TASK GOAL
Copy out every line in the entries below that includes "Hours".

MATERIAL FOR THIS TASK
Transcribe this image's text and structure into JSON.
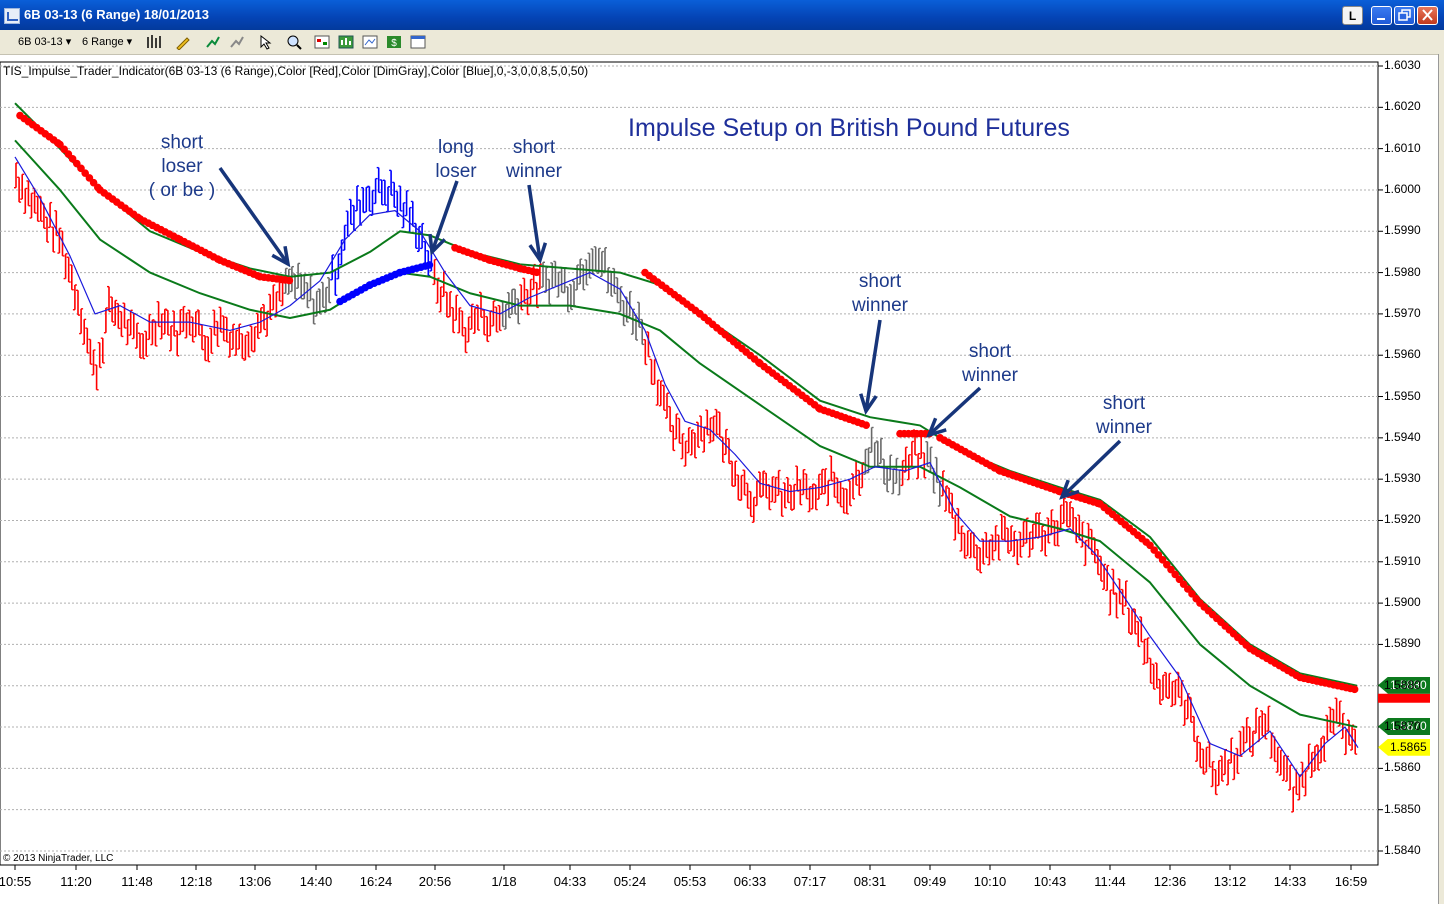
{
  "window": {
    "title": "6B 03-13 (6 Range)  18/01/2013",
    "link_button": "L"
  },
  "toolbar": {
    "instrument": "6B 03-13",
    "bar_type": "6 Range",
    "icons": [
      "bar-style-icon",
      "drawing-pencil-icon",
      "indicator-icon",
      "strategy-icon",
      "cursor-icon",
      "zoom-icon",
      "chart-trader-icon",
      "data-box-icon",
      "properties-icon",
      "dollar-icon",
      "window-icon"
    ]
  },
  "indicator_label": "TIS_Impulse_Trader_Indicator(6B 03-13 (6 Range),Color [Red],Color [DimGray],Color [Blue],0,-3,0,0,8,5,0,50)",
  "copyright": "© 2013 NinjaTrader, LLC",
  "annotations": {
    "chart_title": "Impulse Setup on British Pound Futures",
    "a1": [
      "short",
      "loser",
      "( or be )"
    ],
    "a2": [
      "long",
      "loser"
    ],
    "a3": [
      "short",
      "winner"
    ],
    "a4": [
      "short",
      "winner"
    ],
    "a5": [
      "short",
      "winner"
    ],
    "a6": [
      "short",
      "winner"
    ]
  },
  "price_tags": [
    {
      "label": "1.5880",
      "bg": "#0d7a1e",
      "fg": "#ffffff"
    },
    {
      "label": "1.5870",
      "bg": "#0d7a1e",
      "fg": "#ffffff"
    },
    {
      "label": "1.5865",
      "bg": "#ffff00",
      "fg": "#000000"
    }
  ],
  "colors": {
    "up_down_bar": "#ff0000",
    "neutral_bar": "#696969",
    "long_bar": "#0000ff",
    "ema_fast": "#1a1adc",
    "ema_slow": "#0a7a1a",
    "impulse_dot_short": "#ff0000",
    "impulse_dot_long": "#0000ff"
  },
  "chart_data": {
    "type": "line",
    "title": "Impulse Setup on British Pound Futures",
    "y_ticks": [
      "1.6030",
      "1.6020",
      "1.6010",
      "1.6000",
      "1.5990",
      "1.5980",
      "1.5970",
      "1.5960",
      "1.5950",
      "1.5940",
      "1.5930",
      "1.5920",
      "1.5910",
      "1.5900",
      "1.5890",
      "1.5880",
      "1.5870",
      "1.5860",
      "1.5850",
      "1.5840"
    ],
    "ylim": [
      1.5837,
      1.6032
    ],
    "x_ticks": [
      "10:55",
      "11:20",
      "11:48",
      "12:18",
      "13:06",
      "14:40",
      "16:24",
      "20:56",
      "1/18",
      "04:33",
      "05:24",
      "05:53",
      "06:33",
      "07:17",
      "08:31",
      "09:49",
      "10:10",
      "10:43",
      "11:44",
      "12:36",
      "13:12",
      "14:33",
      "16:59"
    ],
    "grid": true,
    "series": [],
    "price_path": [
      [
        0,
        1.601
      ],
      [
        30,
        1.5998
      ],
      [
        60,
        1.5988
      ],
      [
        80,
        1.5972
      ],
      [
        95,
        1.5955
      ],
      [
        110,
        1.5972
      ],
      [
        125,
        1.5968
      ],
      [
        140,
        1.5962
      ],
      [
        160,
        1.597
      ],
      [
        175,
        1.5965
      ],
      [
        190,
        1.597
      ],
      [
        205,
        1.5963
      ],
      [
        220,
        1.5968
      ],
      [
        240,
        1.5963
      ],
      [
        260,
        1.5968
      ],
      [
        275,
        1.5972
      ],
      [
        290,
        1.5978
      ],
      [
        305,
        1.5975
      ],
      [
        320,
        1.5972
      ],
      [
        335,
        1.598
      ],
      [
        345,
        1.599
      ],
      [
        360,
        1.5997
      ],
      [
        375,
        1.6
      ],
      [
        390,
        1.6
      ],
      [
        405,
        1.5995
      ],
      [
        420,
        1.599
      ],
      [
        435,
        1.5978
      ],
      [
        450,
        1.5972
      ],
      [
        465,
        1.5966
      ],
      [
        480,
        1.597
      ],
      [
        495,
        1.5968
      ],
      [
        510,
        1.5972
      ],
      [
        525,
        1.5975
      ],
      [
        540,
        1.5977
      ],
      [
        555,
        1.5979
      ],
      [
        570,
        1.5976
      ],
      [
        585,
        1.5982
      ],
      [
        595,
        1.5986
      ],
      [
        610,
        1.5978
      ],
      [
        625,
        1.5972
      ],
      [
        640,
        1.5968
      ],
      [
        650,
        1.596
      ],
      [
        660,
        1.5952
      ],
      [
        670,
        1.5942
      ],
      [
        685,
        1.5938
      ],
      [
        700,
        1.5942
      ],
      [
        715,
        1.5944
      ],
      [
        725,
        1.5938
      ],
      [
        740,
        1.593
      ],
      [
        755,
        1.5925
      ],
      [
        770,
        1.5928
      ],
      [
        785,
        1.5925
      ],
      [
        800,
        1.5928
      ],
      [
        815,
        1.5925
      ],
      [
        830,
        1.593
      ],
      [
        845,
        1.5926
      ],
      [
        860,
        1.5932
      ],
      [
        870,
        1.5938
      ],
      [
        885,
        1.5933
      ],
      [
        900,
        1.593
      ],
      [
        915,
        1.5936
      ],
      [
        930,
        1.5934
      ],
      [
        945,
        1.5926
      ],
      [
        960,
        1.5918
      ],
      [
        975,
        1.5912
      ],
      [
        990,
        1.5914
      ],
      [
        1005,
        1.5916
      ],
      [
        1020,
        1.5914
      ],
      [
        1035,
        1.5918
      ],
      [
        1050,
        1.5917
      ],
      [
        1065,
        1.5921
      ],
      [
        1080,
        1.5916
      ],
      [
        1095,
        1.5912
      ],
      [
        1110,
        1.5903
      ],
      [
        1125,
        1.59
      ],
      [
        1140,
        1.5893
      ],
      [
        1155,
        1.5882
      ],
      [
        1170,
        1.588
      ],
      [
        1185,
        1.5876
      ],
      [
        1200,
        1.5865
      ],
      [
        1215,
        1.5858
      ],
      [
        1230,
        1.5862
      ],
      [
        1245,
        1.5866
      ],
      [
        1265,
        1.5872
      ],
      [
        1280,
        1.5862
      ],
      [
        1295,
        1.5853
      ],
      [
        1310,
        1.5862
      ],
      [
        1325,
        1.5868
      ],
      [
        1340,
        1.5872
      ],
      [
        1350,
        1.5865
      ],
      [
        1358,
        1.5864
      ]
    ],
    "bar_color_regions": [
      {
        "from": 0,
        "to": 285,
        "color": "red"
      },
      {
        "from": 285,
        "to": 332,
        "color": "gray"
      },
      {
        "from": 332,
        "to": 432,
        "color": "blue"
      },
      {
        "from": 432,
        "to": 500,
        "color": "red"
      },
      {
        "from": 500,
        "to": 520,
        "color": "gray"
      },
      {
        "from": 520,
        "to": 540,
        "color": "red"
      },
      {
        "from": 540,
        "to": 645,
        "color": "gray"
      },
      {
        "from": 645,
        "to": 865,
        "color": "red"
      },
      {
        "from": 865,
        "to": 900,
        "color": "gray"
      },
      {
        "from": 900,
        "to": 925,
        "color": "red"
      },
      {
        "from": 925,
        "to": 940,
        "color": "gray"
      },
      {
        "from": 940,
        "to": 1358,
        "color": "red"
      }
    ],
    "dot_segments": [
      {
        "color": "red",
        "points": [
          [
            20,
            1.6018
          ],
          [
            60,
            1.6011
          ],
          [
            100,
            1.6
          ],
          [
            140,
            1.5993
          ],
          [
            180,
            1.5988
          ],
          [
            220,
            1.5983
          ],
          [
            260,
            1.5979
          ],
          [
            292,
            1.5978
          ]
        ]
      },
      {
        "color": "blue",
        "points": [
          [
            340,
            1.5973
          ],
          [
            370,
            1.5977
          ],
          [
            400,
            1.598
          ],
          [
            432,
            1.5982
          ]
        ]
      },
      {
        "color": "red",
        "points": [
          [
            455,
            1.5986
          ],
          [
            490,
            1.5983
          ],
          [
            520,
            1.5981
          ],
          [
            538,
            1.598
          ]
        ]
      },
      {
        "color": "red",
        "points": [
          [
            645,
            1.598
          ],
          [
            700,
            1.597
          ],
          [
            760,
            1.5958
          ],
          [
            820,
            1.5947
          ],
          [
            867,
            1.5943
          ]
        ]
      },
      {
        "color": "red",
        "points": [
          [
            900,
            1.5941
          ],
          [
            930,
            1.5941
          ]
        ]
      },
      {
        "color": "red",
        "points": [
          [
            940,
            1.594
          ],
          [
            1000,
            1.5932
          ],
          [
            1060,
            1.5927
          ],
          [
            1100,
            1.5924
          ],
          [
            1150,
            1.5914
          ],
          [
            1200,
            1.59
          ],
          [
            1250,
            1.5889
          ],
          [
            1300,
            1.5882
          ],
          [
            1357,
            1.5879
          ]
        ]
      }
    ],
    "ema_fast": [
      [
        15,
        1.6008
      ],
      [
        40,
        1.5998
      ],
      [
        70,
        1.5984
      ],
      [
        95,
        1.597
      ],
      [
        120,
        1.5972
      ],
      [
        150,
        1.5968
      ],
      [
        190,
        1.5968
      ],
      [
        230,
        1.5966
      ],
      [
        260,
        1.5968
      ],
      [
        290,
        1.5972
      ],
      [
        320,
        1.5978
      ],
      [
        345,
        1.5988
      ],
      [
        370,
        1.5994
      ],
      [
        395,
        1.5995
      ],
      [
        420,
        1.599
      ],
      [
        445,
        1.598
      ],
      [
        470,
        1.5972
      ],
      [
        500,
        1.597
      ],
      [
        530,
        1.5974
      ],
      [
        560,
        1.5977
      ],
      [
        590,
        1.598
      ],
      [
        620,
        1.5976
      ],
      [
        645,
        1.5966
      ],
      [
        665,
        1.5953
      ],
      [
        685,
        1.5944
      ],
      [
        710,
        1.5942
      ],
      [
        735,
        1.5936
      ],
      [
        760,
        1.5929
      ],
      [
        790,
        1.5927
      ],
      [
        820,
        1.5928
      ],
      [
        850,
        1.593
      ],
      [
        875,
        1.5933
      ],
      [
        905,
        1.5932
      ],
      [
        930,
        1.5934
      ],
      [
        955,
        1.5922
      ],
      [
        980,
        1.5915
      ],
      [
        1010,
        1.5915
      ],
      [
        1040,
        1.5916
      ],
      [
        1070,
        1.5918
      ],
      [
        1095,
        1.5912
      ],
      [
        1120,
        1.5903
      ],
      [
        1150,
        1.5892
      ],
      [
        1180,
        1.5882
      ],
      [
        1210,
        1.5866
      ],
      [
        1240,
        1.5863
      ],
      [
        1270,
        1.5869
      ],
      [
        1300,
        1.5858
      ],
      [
        1325,
        1.5866
      ],
      [
        1345,
        1.587
      ],
      [
        1358,
        1.5865
      ]
    ],
    "ema_slow_upper": [
      [
        15,
        1.6021
      ],
      [
        60,
        1.601
      ],
      [
        100,
        1.6
      ],
      [
        150,
        1.599
      ],
      [
        200,
        1.5985
      ],
      [
        250,
        1.5981
      ],
      [
        290,
        1.5979
      ],
      [
        330,
        1.598
      ],
      [
        370,
        1.5985
      ],
      [
        400,
        1.599
      ],
      [
        430,
        1.5989
      ],
      [
        470,
        1.5985
      ],
      [
        520,
        1.5982
      ],
      [
        570,
        1.5981
      ],
      [
        620,
        1.598
      ],
      [
        660,
        1.5977
      ],
      [
        700,
        1.597
      ],
      [
        760,
        1.596
      ],
      [
        820,
        1.5949
      ],
      [
        870,
        1.5945
      ],
      [
        920,
        1.5943
      ],
      [
        960,
        1.5937
      ],
      [
        1010,
        1.5932
      ],
      [
        1060,
        1.5928
      ],
      [
        1100,
        1.5925
      ],
      [
        1150,
        1.5916
      ],
      [
        1200,
        1.5901
      ],
      [
        1250,
        1.589
      ],
      [
        1300,
        1.5883
      ],
      [
        1357,
        1.588
      ]
    ],
    "ema_slow_lower": [
      [
        15,
        1.6012
      ],
      [
        60,
        1.6
      ],
      [
        100,
        1.5988
      ],
      [
        150,
        1.598
      ],
      [
        200,
        1.5975
      ],
      [
        250,
        1.5971
      ],
      [
        290,
        1.5969
      ],
      [
        330,
        1.5971
      ],
      [
        370,
        1.5977
      ],
      [
        400,
        1.598
      ],
      [
        430,
        1.5979
      ],
      [
        470,
        1.5975
      ],
      [
        520,
        1.5972
      ],
      [
        570,
        1.5972
      ],
      [
        620,
        1.597
      ],
      [
        660,
        1.5966
      ],
      [
        700,
        1.5958
      ],
      [
        760,
        1.5948
      ],
      [
        820,
        1.5938
      ],
      [
        870,
        1.5933
      ],
      [
        920,
        1.5933
      ],
      [
        960,
        1.5928
      ],
      [
        1010,
        1.5921
      ],
      [
        1060,
        1.5918
      ],
      [
        1100,
        1.5915
      ],
      [
        1150,
        1.5905
      ],
      [
        1200,
        1.589
      ],
      [
        1250,
        1.588
      ],
      [
        1300,
        1.5873
      ],
      [
        1357,
        1.587
      ]
    ]
  }
}
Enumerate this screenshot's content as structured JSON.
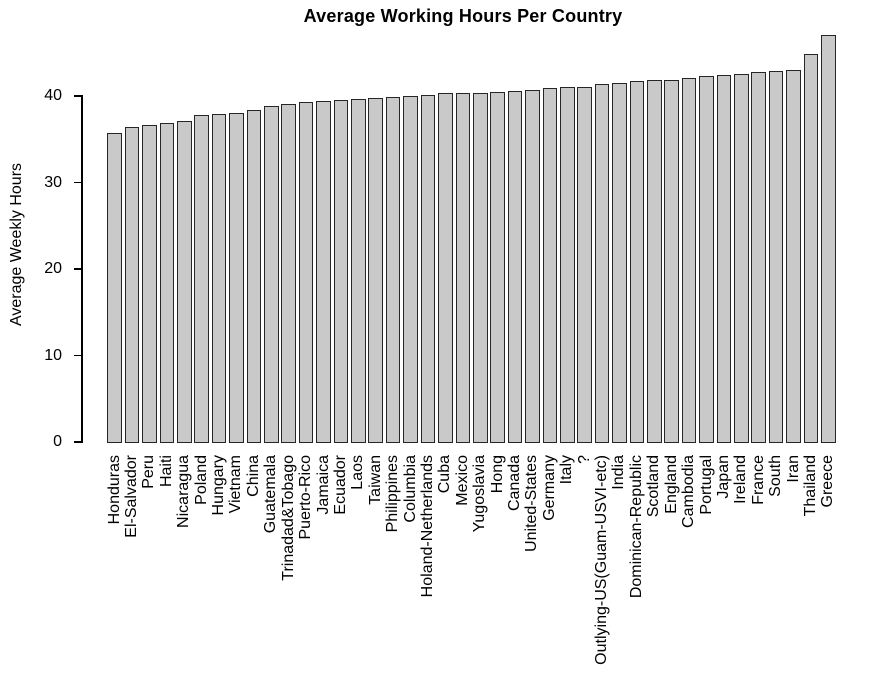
{
  "chart_data": {
    "type": "bar",
    "title": "Average Working Hours Per Country",
    "xlabel": "",
    "ylabel": "Average Weekly Hours",
    "ylim": [
      0,
      47.5
    ],
    "yticks": [
      0,
      10,
      20,
      30,
      40
    ],
    "grid": false,
    "legend": "none",
    "background_color": "#ffffff",
    "bar_color": "#c9c9c9",
    "bar_border_color": "#262626",
    "axis_color": "#000000",
    "categories": [
      "Honduras",
      "El-Salvador",
      "Peru",
      "Haiti",
      "Nicaragua",
      "Poland",
      "Hungary",
      "Vietnam",
      "China",
      "Guatemala",
      "Trinadad&Tobago",
      "Puerto-Rico",
      "Jamaica",
      "Ecuador",
      "Laos",
      "Taiwan",
      "Philippines",
      "Columbia",
      "Holand-Netherlands",
      "Cuba",
      "Mexico",
      "Yugoslavia",
      "Hong",
      "Canada",
      "United-States",
      "Germany",
      "Italy",
      "?",
      "Outlying-US(Guam-USVI-etc)",
      "India",
      "Dominican-Republic",
      "Scotland",
      "England",
      "Cambodia",
      "Portugal",
      "Japan",
      "Ireland",
      "France",
      "South",
      "Iran",
      "Thailand",
      "Greece"
    ],
    "values": [
      35.7,
      36.4,
      36.6,
      36.9,
      37.1,
      37.8,
      37.9,
      38.0,
      38.4,
      38.9,
      39.1,
      39.3,
      39.4,
      39.5,
      39.7,
      39.8,
      39.9,
      40.0,
      40.1,
      40.3,
      40.3,
      40.4,
      40.5,
      40.6,
      40.7,
      40.9,
      41.0,
      41.1,
      41.4,
      41.5,
      41.7,
      41.8,
      41.9,
      42.1,
      42.3,
      42.4,
      42.6,
      42.8,
      42.9,
      43.0,
      44.9,
      47.0
    ]
  }
}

WRITTEN RESPONSE
    "title": "Average Working Hours Per Country",
    "ylabel": "Average Weekly Hours",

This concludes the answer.